WHAT TO WORK ON |
For each line below that contains the string "JSON", copy that line.

PROVIDED INFORMATION |
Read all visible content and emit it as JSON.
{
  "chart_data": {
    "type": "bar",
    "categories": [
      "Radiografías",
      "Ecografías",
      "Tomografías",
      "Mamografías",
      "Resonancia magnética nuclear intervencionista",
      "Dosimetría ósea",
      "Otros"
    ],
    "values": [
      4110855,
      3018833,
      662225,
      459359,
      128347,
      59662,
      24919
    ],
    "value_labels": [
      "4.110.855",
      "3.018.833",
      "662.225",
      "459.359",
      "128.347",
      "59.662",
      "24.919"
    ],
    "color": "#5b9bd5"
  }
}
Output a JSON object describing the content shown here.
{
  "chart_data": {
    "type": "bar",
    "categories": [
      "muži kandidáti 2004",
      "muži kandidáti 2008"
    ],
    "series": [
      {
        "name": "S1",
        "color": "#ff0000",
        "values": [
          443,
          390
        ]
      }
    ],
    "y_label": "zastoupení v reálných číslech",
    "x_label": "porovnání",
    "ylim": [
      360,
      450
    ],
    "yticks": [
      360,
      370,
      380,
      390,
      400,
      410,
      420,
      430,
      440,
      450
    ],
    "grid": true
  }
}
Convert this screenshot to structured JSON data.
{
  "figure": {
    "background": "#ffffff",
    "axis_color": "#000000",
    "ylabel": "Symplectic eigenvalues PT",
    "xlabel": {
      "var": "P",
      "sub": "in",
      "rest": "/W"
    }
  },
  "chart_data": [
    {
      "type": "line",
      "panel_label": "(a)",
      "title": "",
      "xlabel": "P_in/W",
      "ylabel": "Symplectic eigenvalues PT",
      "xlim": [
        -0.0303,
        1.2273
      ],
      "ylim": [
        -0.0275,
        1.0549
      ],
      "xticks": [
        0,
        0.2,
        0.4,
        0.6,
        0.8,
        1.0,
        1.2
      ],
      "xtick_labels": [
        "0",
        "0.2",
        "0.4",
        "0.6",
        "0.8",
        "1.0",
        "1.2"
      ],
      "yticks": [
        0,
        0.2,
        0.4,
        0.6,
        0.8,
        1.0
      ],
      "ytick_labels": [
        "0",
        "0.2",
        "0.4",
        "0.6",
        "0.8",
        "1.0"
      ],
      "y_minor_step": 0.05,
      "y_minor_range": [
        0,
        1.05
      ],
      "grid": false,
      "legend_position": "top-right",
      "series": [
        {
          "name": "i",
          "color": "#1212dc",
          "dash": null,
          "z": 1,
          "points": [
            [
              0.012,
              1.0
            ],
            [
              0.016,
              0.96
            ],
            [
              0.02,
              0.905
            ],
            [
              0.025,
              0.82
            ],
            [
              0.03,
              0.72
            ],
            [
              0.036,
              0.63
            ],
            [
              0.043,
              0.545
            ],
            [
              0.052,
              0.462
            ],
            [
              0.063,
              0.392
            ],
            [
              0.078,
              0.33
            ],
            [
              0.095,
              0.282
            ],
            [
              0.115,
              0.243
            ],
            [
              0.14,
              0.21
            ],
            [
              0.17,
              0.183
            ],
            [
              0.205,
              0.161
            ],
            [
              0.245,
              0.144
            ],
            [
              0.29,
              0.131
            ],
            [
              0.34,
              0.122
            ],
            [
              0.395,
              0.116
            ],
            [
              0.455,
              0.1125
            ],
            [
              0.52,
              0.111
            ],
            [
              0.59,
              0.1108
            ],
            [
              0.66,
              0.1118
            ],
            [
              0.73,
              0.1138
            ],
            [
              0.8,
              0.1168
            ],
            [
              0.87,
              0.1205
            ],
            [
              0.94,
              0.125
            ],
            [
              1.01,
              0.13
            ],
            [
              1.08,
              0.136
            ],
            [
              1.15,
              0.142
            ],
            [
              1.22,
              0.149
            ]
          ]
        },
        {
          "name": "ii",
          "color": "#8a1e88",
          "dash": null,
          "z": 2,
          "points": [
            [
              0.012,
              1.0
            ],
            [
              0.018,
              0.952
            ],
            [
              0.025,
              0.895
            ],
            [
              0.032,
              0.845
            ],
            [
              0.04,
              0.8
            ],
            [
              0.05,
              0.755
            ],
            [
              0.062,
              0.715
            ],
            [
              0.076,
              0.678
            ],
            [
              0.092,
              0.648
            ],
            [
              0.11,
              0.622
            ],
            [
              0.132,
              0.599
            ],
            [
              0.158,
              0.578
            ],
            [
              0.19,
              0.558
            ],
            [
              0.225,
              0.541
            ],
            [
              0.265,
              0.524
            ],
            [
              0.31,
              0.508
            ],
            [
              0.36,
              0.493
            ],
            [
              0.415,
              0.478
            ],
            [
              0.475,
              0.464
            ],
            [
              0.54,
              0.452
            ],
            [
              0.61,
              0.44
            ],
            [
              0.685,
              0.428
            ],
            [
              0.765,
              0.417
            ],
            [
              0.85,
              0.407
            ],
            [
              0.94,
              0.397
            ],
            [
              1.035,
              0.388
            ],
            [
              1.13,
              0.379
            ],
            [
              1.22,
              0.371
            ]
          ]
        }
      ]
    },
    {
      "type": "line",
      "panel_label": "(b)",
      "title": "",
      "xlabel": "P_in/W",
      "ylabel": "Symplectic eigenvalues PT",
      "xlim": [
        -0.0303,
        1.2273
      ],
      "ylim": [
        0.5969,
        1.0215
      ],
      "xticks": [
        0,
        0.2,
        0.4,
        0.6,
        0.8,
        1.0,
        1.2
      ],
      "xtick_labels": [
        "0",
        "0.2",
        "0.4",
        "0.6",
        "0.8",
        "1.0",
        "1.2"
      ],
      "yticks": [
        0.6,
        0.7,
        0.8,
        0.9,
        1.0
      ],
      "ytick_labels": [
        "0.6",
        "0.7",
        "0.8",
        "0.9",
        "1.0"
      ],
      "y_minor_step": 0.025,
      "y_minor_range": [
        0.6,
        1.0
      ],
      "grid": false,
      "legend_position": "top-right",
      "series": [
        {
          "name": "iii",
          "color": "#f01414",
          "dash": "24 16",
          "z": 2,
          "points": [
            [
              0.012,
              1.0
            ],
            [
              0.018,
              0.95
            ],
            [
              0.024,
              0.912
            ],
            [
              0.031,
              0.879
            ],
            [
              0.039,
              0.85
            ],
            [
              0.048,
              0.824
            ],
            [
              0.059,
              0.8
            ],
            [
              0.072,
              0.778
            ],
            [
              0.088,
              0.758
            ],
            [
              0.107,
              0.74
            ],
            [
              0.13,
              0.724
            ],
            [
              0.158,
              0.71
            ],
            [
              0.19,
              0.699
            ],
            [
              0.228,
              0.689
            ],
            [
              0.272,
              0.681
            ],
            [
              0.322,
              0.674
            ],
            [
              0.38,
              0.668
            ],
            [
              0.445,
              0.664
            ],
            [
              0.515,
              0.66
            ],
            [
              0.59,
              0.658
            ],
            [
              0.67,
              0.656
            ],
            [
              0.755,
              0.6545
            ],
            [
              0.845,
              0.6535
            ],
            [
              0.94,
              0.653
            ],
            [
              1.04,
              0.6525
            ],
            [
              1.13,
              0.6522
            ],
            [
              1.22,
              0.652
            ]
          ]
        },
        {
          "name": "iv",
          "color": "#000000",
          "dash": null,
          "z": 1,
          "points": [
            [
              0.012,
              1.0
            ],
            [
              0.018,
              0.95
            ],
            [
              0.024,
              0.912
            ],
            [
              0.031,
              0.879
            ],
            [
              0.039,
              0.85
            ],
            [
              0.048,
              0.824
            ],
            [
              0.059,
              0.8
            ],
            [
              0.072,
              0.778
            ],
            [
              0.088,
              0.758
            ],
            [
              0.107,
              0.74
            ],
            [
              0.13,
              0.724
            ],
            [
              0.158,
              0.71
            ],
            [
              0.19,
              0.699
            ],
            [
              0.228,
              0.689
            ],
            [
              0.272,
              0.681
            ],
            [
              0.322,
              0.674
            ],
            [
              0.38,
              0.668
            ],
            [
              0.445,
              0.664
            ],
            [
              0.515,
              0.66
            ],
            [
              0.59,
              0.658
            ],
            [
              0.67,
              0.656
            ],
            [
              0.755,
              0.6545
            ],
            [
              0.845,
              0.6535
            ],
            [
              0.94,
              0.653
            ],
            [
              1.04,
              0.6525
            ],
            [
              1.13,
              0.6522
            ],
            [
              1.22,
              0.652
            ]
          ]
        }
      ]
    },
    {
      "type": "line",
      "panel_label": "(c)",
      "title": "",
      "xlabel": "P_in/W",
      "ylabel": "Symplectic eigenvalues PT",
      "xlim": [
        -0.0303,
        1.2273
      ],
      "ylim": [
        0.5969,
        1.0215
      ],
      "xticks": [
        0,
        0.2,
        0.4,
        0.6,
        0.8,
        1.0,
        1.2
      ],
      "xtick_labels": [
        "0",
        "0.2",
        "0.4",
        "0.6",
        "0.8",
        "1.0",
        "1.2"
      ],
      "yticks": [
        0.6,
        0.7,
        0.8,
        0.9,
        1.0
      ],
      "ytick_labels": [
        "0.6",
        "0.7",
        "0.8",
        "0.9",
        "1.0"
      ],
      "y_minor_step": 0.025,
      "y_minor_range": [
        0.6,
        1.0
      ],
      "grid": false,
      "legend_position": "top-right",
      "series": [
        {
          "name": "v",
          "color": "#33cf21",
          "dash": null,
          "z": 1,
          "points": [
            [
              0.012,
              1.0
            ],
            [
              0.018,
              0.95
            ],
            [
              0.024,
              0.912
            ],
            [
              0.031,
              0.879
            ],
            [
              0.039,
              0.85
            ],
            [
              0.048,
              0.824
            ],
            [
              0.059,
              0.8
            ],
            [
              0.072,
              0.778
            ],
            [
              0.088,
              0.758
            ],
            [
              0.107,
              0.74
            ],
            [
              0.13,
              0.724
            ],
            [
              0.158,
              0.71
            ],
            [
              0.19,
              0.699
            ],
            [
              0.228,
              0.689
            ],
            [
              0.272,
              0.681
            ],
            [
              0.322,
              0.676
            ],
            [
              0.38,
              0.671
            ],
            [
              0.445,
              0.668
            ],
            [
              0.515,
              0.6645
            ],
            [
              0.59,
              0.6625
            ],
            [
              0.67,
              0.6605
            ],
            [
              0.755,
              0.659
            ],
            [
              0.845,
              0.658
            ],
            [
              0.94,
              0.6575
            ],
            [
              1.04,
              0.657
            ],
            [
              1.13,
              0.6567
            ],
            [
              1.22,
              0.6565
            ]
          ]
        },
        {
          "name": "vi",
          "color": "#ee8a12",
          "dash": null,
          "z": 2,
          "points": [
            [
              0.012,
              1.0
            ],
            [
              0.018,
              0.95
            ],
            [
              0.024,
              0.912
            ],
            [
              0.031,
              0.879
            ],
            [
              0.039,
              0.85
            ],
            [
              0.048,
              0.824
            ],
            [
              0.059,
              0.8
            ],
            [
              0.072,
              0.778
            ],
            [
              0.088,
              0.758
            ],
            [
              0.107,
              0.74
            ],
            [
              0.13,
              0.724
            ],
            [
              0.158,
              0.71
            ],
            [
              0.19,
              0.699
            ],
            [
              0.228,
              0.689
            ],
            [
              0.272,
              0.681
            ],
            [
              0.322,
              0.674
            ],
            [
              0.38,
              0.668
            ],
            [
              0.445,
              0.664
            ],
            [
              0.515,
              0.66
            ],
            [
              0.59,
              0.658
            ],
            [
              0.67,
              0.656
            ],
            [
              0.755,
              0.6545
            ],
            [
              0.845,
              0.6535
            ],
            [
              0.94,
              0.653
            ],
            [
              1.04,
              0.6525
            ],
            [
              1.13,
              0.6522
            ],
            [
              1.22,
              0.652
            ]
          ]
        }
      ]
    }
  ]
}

EXPECTED OUTPUT |
Read all visible content and emit it as JSON.
Output a JSON object describing the content shown here.
Convert this screenshot to structured JSON data.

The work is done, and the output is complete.